**Apply what you read:**
**1)** Name every disease the neurodegeneration panel summary says its proteins span.
**2)** Answer these from the neurodegeneration panel summary:
(a) What median score does it give for oncology?
(b) Which engine produced all the results?
(c) What was the oncology panel deliberately enriched for?
**3)** Please rewrite the paragraph of the neurodegeneration panel summary that begins "The neurodegeneration panel has a higher pursue rate" as a short list, keeping its main facts.

**Text section:**
[Start of section]
Nine neurodegeneration-relevant proteins spanning Alzheimer's, Parkinson's, ALS, and Huntington's disease. The panel includes validated druggable targets (positive controls), known intractable targets (negative controls), and targets where the field remains uncertain. All results produced by the Ashebo engine from first-principles physics — no external database lookups.
| METRIC | ONCOLOGY | NEURODEGENERATION |
|---|---|---|
| Targets analyzed | 9 | 10 |
| Pursue | 2 (22%) | 5–6 (50–60%) |
| No-Go | 4 (44%) | 2 (20%) |
| Borderline | 1 (11%) | 2 (20%) |
| Median score | 31 | 76 |
The neurodegeneration panel has a higher pursue rate because the field has historically focused on enzyme targets (kinases, proteases, esterases) with well-defined active sites. The oncology panel was deliberately enriched for transcription factors and PPIs, which are structurally harder. This cross-indication comparison demonstrates consistent discrimination power while reflecting the genuine structural landscape of each field.
[End of section]
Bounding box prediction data
[Start of section]
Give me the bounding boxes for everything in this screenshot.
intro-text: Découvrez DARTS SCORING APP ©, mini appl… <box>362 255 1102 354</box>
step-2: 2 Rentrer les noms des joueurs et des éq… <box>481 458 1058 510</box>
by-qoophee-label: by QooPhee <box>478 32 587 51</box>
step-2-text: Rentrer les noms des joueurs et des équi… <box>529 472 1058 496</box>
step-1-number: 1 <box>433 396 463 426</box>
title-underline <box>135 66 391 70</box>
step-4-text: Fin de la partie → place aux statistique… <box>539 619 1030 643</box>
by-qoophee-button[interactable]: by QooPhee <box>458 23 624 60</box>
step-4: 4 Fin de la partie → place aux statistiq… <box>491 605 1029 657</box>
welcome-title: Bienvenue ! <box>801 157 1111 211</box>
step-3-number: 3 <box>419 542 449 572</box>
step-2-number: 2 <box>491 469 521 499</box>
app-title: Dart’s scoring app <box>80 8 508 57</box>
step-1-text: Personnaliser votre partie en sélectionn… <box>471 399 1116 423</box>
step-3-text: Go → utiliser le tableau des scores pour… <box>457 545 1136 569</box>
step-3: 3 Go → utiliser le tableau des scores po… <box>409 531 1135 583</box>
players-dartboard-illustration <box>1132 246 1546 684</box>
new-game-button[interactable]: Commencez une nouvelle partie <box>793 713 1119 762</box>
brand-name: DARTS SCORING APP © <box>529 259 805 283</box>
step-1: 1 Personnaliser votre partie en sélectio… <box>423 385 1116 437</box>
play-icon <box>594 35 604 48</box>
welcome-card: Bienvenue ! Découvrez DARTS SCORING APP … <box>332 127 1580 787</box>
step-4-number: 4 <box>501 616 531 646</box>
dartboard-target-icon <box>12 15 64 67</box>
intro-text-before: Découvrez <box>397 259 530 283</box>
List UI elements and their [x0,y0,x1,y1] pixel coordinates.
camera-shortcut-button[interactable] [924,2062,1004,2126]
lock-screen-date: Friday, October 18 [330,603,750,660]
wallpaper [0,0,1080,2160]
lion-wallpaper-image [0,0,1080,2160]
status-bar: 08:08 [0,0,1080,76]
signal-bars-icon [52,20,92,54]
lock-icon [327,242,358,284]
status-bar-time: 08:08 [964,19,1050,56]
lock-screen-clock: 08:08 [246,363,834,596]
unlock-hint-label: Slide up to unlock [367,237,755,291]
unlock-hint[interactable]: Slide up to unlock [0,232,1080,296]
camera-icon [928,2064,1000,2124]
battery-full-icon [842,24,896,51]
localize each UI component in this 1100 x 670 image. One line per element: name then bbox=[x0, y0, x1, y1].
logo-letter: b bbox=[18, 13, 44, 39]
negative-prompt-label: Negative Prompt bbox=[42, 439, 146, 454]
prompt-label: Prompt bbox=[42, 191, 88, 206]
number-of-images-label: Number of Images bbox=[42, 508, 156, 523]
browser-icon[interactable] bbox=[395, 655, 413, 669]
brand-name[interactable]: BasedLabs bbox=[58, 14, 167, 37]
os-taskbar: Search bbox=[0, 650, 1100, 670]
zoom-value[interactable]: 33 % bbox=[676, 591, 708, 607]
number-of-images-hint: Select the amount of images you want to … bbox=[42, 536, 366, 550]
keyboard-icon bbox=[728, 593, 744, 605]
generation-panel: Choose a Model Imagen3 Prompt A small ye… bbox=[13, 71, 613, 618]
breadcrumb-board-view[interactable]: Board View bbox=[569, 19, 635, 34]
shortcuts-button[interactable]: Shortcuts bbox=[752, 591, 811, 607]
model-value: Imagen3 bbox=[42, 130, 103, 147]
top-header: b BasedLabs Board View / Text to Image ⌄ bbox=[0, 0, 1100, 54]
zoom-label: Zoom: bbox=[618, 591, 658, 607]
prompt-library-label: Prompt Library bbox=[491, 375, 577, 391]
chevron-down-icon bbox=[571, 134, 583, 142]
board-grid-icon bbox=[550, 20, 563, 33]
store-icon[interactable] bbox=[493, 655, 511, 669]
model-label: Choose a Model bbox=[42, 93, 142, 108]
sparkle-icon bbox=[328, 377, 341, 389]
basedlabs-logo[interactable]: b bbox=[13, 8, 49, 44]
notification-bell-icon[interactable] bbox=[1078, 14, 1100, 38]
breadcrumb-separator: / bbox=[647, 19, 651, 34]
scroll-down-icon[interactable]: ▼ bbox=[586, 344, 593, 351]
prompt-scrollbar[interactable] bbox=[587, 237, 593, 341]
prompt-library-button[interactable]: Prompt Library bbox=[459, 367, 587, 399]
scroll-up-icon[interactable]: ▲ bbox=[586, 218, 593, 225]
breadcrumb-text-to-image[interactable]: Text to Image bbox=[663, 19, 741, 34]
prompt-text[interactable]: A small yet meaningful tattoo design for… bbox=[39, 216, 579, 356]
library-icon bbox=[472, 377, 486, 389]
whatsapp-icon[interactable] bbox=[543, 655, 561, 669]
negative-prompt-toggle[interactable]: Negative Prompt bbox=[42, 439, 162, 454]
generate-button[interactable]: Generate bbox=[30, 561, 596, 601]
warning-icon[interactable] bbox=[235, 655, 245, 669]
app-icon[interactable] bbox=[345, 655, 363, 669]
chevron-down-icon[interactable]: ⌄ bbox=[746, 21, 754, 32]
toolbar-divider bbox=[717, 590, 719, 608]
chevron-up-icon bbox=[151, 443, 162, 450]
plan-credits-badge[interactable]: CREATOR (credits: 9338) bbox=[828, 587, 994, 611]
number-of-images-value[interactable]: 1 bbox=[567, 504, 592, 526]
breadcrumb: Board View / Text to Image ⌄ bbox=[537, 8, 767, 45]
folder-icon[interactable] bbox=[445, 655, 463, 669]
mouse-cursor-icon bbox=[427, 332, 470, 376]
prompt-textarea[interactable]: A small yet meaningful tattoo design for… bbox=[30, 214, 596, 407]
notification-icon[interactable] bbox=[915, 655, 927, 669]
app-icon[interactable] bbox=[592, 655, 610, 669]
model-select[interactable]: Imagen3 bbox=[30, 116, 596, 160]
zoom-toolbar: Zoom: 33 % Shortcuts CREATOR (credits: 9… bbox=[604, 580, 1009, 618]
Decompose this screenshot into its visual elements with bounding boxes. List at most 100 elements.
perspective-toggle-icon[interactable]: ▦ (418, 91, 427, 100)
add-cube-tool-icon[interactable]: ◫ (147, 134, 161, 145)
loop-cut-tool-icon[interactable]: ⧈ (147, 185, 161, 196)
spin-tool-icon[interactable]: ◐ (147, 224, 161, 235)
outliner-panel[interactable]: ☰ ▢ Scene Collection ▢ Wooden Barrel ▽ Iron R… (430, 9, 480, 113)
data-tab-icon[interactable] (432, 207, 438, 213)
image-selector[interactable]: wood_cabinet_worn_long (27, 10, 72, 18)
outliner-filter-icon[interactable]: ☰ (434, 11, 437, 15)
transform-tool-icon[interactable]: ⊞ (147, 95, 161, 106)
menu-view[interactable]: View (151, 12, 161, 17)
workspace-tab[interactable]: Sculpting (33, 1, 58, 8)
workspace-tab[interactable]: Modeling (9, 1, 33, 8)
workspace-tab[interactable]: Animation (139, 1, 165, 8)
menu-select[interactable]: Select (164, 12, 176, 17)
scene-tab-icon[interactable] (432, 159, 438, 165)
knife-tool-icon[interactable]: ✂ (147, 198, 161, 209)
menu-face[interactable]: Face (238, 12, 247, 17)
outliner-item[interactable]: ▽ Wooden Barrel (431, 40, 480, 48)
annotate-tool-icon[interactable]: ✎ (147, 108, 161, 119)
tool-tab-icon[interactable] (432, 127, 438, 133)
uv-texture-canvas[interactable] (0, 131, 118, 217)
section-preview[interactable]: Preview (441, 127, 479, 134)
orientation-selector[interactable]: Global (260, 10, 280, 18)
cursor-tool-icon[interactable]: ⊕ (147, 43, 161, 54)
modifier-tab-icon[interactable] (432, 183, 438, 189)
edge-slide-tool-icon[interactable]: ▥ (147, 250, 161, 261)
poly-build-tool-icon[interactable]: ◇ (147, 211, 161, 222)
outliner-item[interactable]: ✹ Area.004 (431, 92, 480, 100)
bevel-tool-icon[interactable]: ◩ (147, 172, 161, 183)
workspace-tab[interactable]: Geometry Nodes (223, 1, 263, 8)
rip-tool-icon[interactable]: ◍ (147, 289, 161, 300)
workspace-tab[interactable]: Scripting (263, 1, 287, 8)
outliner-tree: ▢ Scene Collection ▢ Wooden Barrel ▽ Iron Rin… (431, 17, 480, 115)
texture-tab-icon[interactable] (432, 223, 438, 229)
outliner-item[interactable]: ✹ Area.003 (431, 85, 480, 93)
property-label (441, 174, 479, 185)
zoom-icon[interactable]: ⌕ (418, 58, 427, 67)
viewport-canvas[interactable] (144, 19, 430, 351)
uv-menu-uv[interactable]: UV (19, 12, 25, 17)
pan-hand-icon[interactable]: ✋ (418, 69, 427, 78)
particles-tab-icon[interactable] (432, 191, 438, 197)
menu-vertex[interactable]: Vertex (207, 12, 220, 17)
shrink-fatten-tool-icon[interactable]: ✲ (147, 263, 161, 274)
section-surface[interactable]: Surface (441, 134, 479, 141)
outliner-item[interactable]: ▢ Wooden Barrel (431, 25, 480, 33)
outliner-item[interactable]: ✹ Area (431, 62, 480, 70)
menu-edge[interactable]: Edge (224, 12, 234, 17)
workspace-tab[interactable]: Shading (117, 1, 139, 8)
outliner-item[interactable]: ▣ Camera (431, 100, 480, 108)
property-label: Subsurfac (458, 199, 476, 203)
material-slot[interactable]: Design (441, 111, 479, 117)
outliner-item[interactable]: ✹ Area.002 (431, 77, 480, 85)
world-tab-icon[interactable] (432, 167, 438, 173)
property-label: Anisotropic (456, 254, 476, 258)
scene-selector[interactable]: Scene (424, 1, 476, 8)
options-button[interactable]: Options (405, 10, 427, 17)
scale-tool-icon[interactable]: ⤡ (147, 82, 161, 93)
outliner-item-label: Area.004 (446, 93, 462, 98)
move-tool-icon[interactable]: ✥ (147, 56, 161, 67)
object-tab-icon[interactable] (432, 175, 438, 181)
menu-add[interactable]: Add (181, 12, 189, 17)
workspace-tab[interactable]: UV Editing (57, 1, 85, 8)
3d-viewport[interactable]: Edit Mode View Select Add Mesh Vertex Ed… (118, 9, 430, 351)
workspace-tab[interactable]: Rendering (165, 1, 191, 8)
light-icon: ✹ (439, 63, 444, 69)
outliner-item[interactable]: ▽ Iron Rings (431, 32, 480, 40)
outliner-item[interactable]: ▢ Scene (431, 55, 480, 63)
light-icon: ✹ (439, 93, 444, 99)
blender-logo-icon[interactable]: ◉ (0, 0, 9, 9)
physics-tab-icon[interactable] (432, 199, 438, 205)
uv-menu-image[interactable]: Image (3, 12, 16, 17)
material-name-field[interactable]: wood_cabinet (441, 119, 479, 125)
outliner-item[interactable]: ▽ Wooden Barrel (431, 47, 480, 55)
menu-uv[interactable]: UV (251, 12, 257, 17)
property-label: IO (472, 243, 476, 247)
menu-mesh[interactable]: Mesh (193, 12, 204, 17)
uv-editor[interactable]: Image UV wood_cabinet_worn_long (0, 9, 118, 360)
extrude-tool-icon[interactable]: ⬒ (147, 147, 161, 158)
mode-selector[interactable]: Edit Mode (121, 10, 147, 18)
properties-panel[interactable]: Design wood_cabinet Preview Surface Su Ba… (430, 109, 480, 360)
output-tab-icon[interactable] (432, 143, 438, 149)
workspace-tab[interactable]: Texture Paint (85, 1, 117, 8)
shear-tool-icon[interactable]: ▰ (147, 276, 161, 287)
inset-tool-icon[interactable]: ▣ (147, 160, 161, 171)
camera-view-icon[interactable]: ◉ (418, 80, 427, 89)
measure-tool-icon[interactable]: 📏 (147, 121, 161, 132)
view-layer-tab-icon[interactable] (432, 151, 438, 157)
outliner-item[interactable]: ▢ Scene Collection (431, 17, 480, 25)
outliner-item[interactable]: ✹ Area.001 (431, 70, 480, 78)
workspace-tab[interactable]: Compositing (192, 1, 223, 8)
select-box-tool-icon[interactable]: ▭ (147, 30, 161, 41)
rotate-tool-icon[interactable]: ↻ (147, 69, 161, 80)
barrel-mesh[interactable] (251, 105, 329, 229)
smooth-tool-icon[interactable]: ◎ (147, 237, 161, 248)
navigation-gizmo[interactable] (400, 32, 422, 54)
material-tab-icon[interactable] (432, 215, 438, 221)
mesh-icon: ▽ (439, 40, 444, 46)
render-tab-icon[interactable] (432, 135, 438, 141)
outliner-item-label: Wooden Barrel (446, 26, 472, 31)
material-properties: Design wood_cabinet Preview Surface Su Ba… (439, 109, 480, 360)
[End of section]
**Expected responses:**
**1)**
- Alzheimer's
- Parkinson's
- ALS
- Huntington's disease

**2)**
(a) 31
(b) The Ashebo engine
(c) Transcription factors and PPIs

**3)**
- The neurodegeneration panel has a higher pursue rate because the field has historically focused on enzyme targets (kinases, proteases, esterases) with well-defined active sites.
- The oncology panel was deliberately enriched for transcription factors and PPIs, which are structurally harder.
- The comparison shows consistent discrimination power and reflects the genuine structural landscape of each field.